Task details:
Set the data down again, exactly as it reads, but without the pictures.

Stored rows:
/---

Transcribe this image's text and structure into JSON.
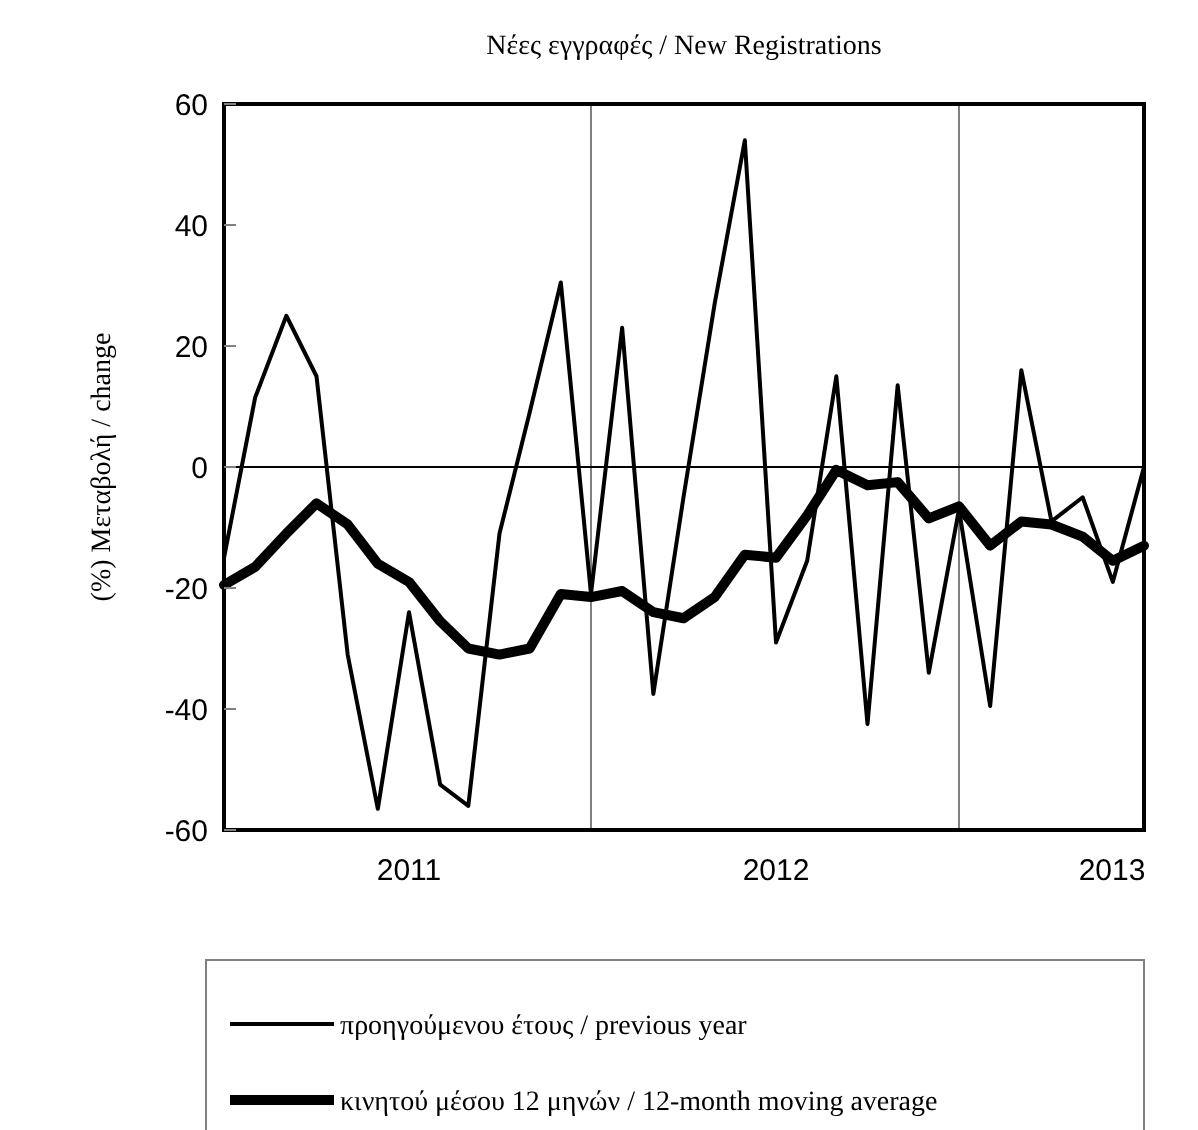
{
  "chart_data": {
    "type": "line",
    "title": "Νέες εγγραφές / New Registrations",
    "ylabel": "(%) Μεταβολή / change",
    "x": [
      "2010-07",
      "2010-08",
      "2010-09",
      "2010-10",
      "2010-11",
      "2010-12",
      "2011-01",
      "2011-02",
      "2011-03",
      "2011-04",
      "2011-05",
      "2011-06",
      "2011-07",
      "2011-08",
      "2011-09",
      "2011-10",
      "2011-11",
      "2011-12",
      "2012-01",
      "2012-02",
      "2012-03",
      "2012-04",
      "2012-05",
      "2012-06",
      "2012-07",
      "2012-08",
      "2012-09",
      "2012-10",
      "2012-11",
      "2012-12",
      "2013-01"
    ],
    "xlim": [
      "2010-07",
      "2013-01"
    ],
    "xticks": [
      "2011",
      "2012",
      "2013"
    ],
    "ylim": [
      -60,
      60
    ],
    "yticks": [
      -60,
      -40,
      -20,
      0,
      20,
      40,
      60
    ],
    "series": [
      {
        "name": "προηγούμενου έτους / previous year",
        "color": "#000000",
        "values": [
          -15,
          11.5,
          25,
          15,
          -31,
          -56.5,
          -24,
          -52.5,
          -56,
          -11,
          9,
          30.5,
          -21,
          23,
          -37.5,
          -5,
          27,
          54,
          -29,
          -15.5,
          15,
          -42.5,
          13.5,
          -34,
          -7,
          -39.5,
          16,
          -9,
          -5,
          -19,
          0
        ]
      },
      {
        "name": "κινητού μέσου 12 μηνών / 12-month moving average",
        "color": "#000000",
        "values": [
          -19.5,
          -16.5,
          -11,
          -6,
          -9.5,
          -16,
          -19,
          -25.5,
          -30,
          -31,
          -30,
          -21,
          -21.5,
          -20.5,
          -24,
          -25,
          -21.5,
          -14.5,
          -15,
          -8,
          -0.5,
          -3,
          -2.5,
          -8.5,
          -6.5,
          -13,
          -9,
          -9.5,
          -11.5,
          -15.5,
          -13
        ]
      }
    ],
    "ref_lines": [
      {
        "axis": "x",
        "value": "2011-07",
        "color": "#808080"
      },
      {
        "axis": "x",
        "value": "2012-07",
        "color": "#808080"
      },
      {
        "axis": "y",
        "value": 0,
        "color": "#000000"
      }
    ],
    "grid": false,
    "legend": "bottom",
    "marker": "none",
    "line_style": "solid"
  }
}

\---

Finished task:
Transcribe this image's text and structure into JSON.
{
  "chart_data": {
    "type": "line",
    "title": "Νέες εγγραφές / New Registrations",
    "ylabel": "(%) Μεταβολή / change",
    "x": [
      "2010-07",
      "2010-08",
      "2010-09",
      "2010-10",
      "2010-11",
      "2010-12",
      "2011-01",
      "2011-02",
      "2011-03",
      "2011-04",
      "2011-05",
      "2011-06",
      "2011-07",
      "2011-08",
      "2011-09",
      "2011-10",
      "2011-11",
      "2011-12",
      "2012-01",
      "2012-02",
      "2012-03",
      "2012-04",
      "2012-05",
      "2012-06",
      "2012-07",
      "2012-08",
      "2012-09",
      "2012-10",
      "2012-11",
      "2012-12",
      "2013-01"
    ],
    "xlim": [
      "2010-07",
      "2013-01"
    ],
    "xticks": [
      "2011",
      "2012",
      "2013"
    ],
    "ylim": [
      -60,
      60
    ],
    "yticks": [
      -60,
      -40,
      -20,
      0,
      20,
      40,
      60
    ],
    "series": [
      {
        "name": "προηγούμενου έτους / previous year",
        "color": "#000000",
        "values": [
          -15,
          11.5,
          25,
          15,
          -31,
          -56.5,
          -24,
          -52.5,
          -56,
          -11,
          9,
          30.5,
          -21,
          23,
          -37.5,
          -5,
          27,
          54,
          -29,
          -15.5,
          15,
          -42.5,
          13.5,
          -34,
          -7,
          -39.5,
          16,
          -9,
          -5,
          -19,
          0
        ]
      },
      {
        "name": "κινητού μέσου 12 μηνών / 12-month moving average",
        "color": "#000000",
        "values": [
          -19.5,
          -16.5,
          -11,
          -6,
          -9.5,
          -16,
          -19,
          -25.5,
          -30,
          -31,
          -30,
          -21,
          -21.5,
          -20.5,
          -24,
          -25,
          -21.5,
          -14.5,
          -15,
          -8,
          -0.5,
          -3,
          -2.5,
          -8.5,
          -6.5,
          -13,
          -9,
          -9.5,
          -11.5,
          -15.5,
          -13
        ]
      }
    ],
    "ref_lines": [
      {
        "axis": "x",
        "value": "2011-07",
        "color": "#808080"
      },
      {
        "axis": "x",
        "value": "2012-07",
        "color": "#808080"
      },
      {
        "axis": "y",
        "value": 0,
        "color": "#000000"
      }
    ],
    "grid": false,
    "legend": "bottom",
    "marker": "none",
    "line_style": "solid"
  }
}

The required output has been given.